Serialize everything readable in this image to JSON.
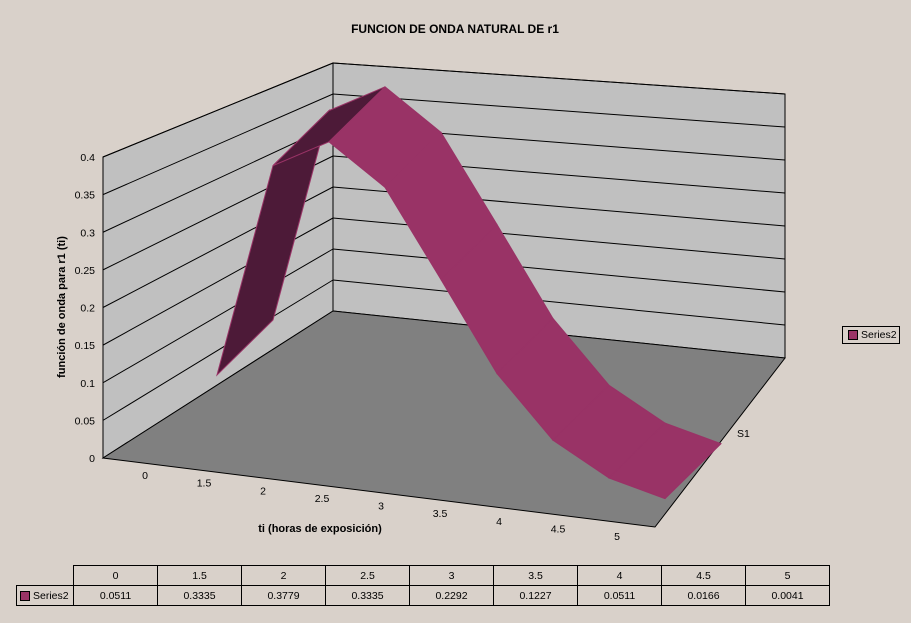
{
  "chart_data": {
    "type": "area",
    "title": "FUNCION DE ONDA NATURAL DE r1",
    "xlabel": "ti (horas de exposición)",
    "ylabel": "función de onda para r1 (ti)",
    "zlabel": "S1",
    "categories": [
      "0",
      "1.5",
      "2",
      "2.5",
      "3",
      "3.5",
      "4",
      "4.5",
      "5"
    ],
    "yticks": [
      "0",
      "0.05",
      "0.1",
      "0.15",
      "0.2",
      "0.25",
      "0.3",
      "0.35",
      "0.4"
    ],
    "ylim": [
      0,
      0.4
    ],
    "grid": true,
    "legend_position": "right",
    "series": [
      {
        "name": "Series2",
        "values": [
          0.0511,
          0.3335,
          0.3779,
          0.3335,
          0.2292,
          0.1227,
          0.0511,
          0.0166,
          0.0041
        ],
        "display_values": [
          "0.0511",
          "0.3335",
          "0.3779",
          "0.3335",
          "0.2292",
          "0.1227",
          "0.0511",
          "0.0166",
          "0.0041"
        ],
        "color": "#993366"
      }
    ]
  }
}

» **PROBLEM DETAILS**: Give the entries again word for word, but skip the pictures.

» **EXPECTED ANSWER**:
Serialize everything readable in this image to JSON.
{
  "chart_data": {
    "type": "area",
    "title": "FUNCION DE ONDA NATURAL DE r1",
    "xlabel": "ti (horas de exposición)",
    "ylabel": "función de onda para r1 (ti)",
    "zlabel": "S1",
    "categories": [
      "0",
      "1.5",
      "2",
      "2.5",
      "3",
      "3.5",
      "4",
      "4.5",
      "5"
    ],
    "yticks": [
      "0",
      "0.05",
      "0.1",
      "0.15",
      "0.2",
      "0.25",
      "0.3",
      "0.35",
      "0.4"
    ],
    "ylim": [
      0,
      0.4
    ],
    "grid": true,
    "legend_position": "right",
    "series": [
      {
        "name": "Series2",
        "values": [
          0.0511,
          0.3335,
          0.3779,
          0.3335,
          0.2292,
          0.1227,
          0.0511,
          0.0166,
          0.0041
        ],
        "display_values": [
          "0.0511",
          "0.3335",
          "0.3779",
          "0.3335",
          "0.2292",
          "0.1227",
          "0.0511",
          "0.0166",
          "0.0041"
        ],
        "color": "#993366"
      }
    ]
  }
}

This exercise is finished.